§ Your instructions:
Determine how many lines of this material contain "serca". Give only the number.

Data extracted from a collection
■ ■ ■

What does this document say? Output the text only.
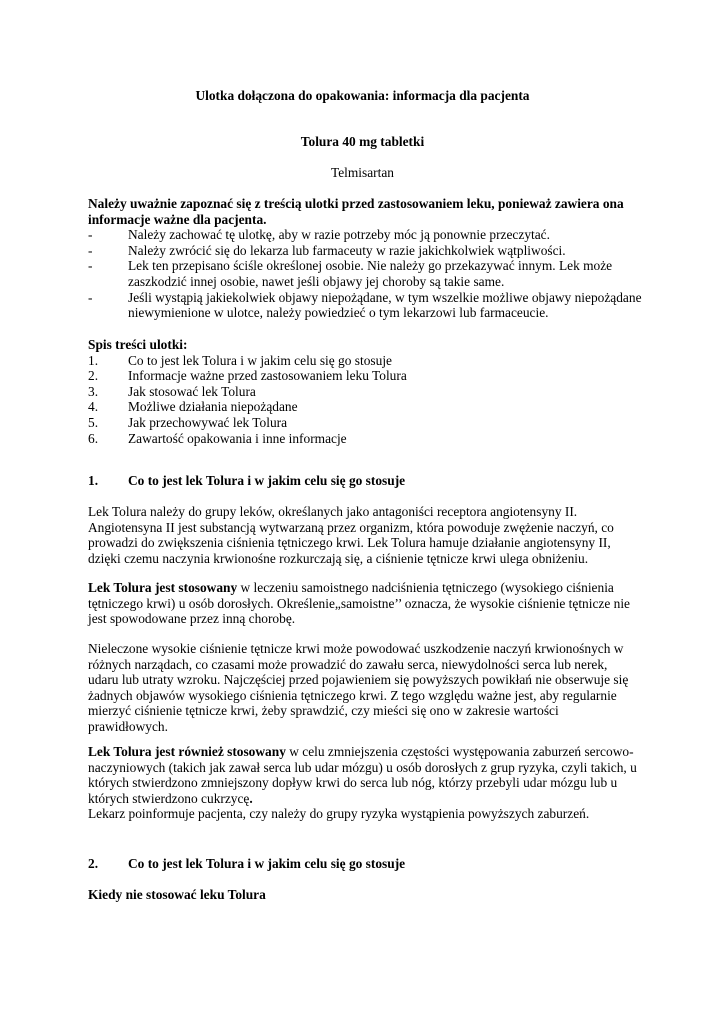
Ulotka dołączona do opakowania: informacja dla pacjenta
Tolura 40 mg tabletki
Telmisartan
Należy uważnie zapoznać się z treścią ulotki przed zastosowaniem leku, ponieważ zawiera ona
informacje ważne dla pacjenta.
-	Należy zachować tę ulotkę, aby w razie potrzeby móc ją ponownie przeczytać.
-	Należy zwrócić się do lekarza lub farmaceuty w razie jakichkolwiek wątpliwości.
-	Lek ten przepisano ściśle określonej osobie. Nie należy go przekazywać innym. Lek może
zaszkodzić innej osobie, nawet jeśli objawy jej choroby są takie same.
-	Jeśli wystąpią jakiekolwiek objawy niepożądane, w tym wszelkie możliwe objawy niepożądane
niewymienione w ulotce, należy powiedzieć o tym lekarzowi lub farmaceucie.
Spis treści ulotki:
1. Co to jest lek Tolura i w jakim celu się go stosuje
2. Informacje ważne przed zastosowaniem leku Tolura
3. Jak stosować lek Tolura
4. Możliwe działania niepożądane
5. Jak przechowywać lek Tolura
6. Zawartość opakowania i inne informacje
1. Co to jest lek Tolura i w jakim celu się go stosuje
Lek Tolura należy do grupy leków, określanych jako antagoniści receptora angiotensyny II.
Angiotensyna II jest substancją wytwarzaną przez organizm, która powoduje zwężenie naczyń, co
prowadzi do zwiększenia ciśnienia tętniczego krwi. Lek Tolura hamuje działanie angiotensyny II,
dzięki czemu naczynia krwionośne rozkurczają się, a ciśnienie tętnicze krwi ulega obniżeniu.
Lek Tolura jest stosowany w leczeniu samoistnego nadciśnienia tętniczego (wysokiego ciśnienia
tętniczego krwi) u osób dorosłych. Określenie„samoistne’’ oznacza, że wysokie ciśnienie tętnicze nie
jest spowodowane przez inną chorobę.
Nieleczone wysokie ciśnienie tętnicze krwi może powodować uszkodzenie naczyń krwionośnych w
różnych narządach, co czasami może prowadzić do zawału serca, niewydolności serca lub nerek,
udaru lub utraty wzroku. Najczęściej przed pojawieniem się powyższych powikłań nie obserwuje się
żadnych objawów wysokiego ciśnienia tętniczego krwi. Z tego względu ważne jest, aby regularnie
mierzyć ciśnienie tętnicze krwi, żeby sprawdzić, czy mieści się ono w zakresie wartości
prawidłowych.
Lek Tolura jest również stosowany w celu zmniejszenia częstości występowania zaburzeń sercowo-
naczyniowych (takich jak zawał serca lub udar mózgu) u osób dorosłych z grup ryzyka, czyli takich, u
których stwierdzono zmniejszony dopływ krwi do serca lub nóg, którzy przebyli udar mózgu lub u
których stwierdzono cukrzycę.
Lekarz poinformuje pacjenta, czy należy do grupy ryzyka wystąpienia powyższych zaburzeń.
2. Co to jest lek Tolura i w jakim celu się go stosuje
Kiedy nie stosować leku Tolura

■ ■ ■

§ Result of this exercise:
3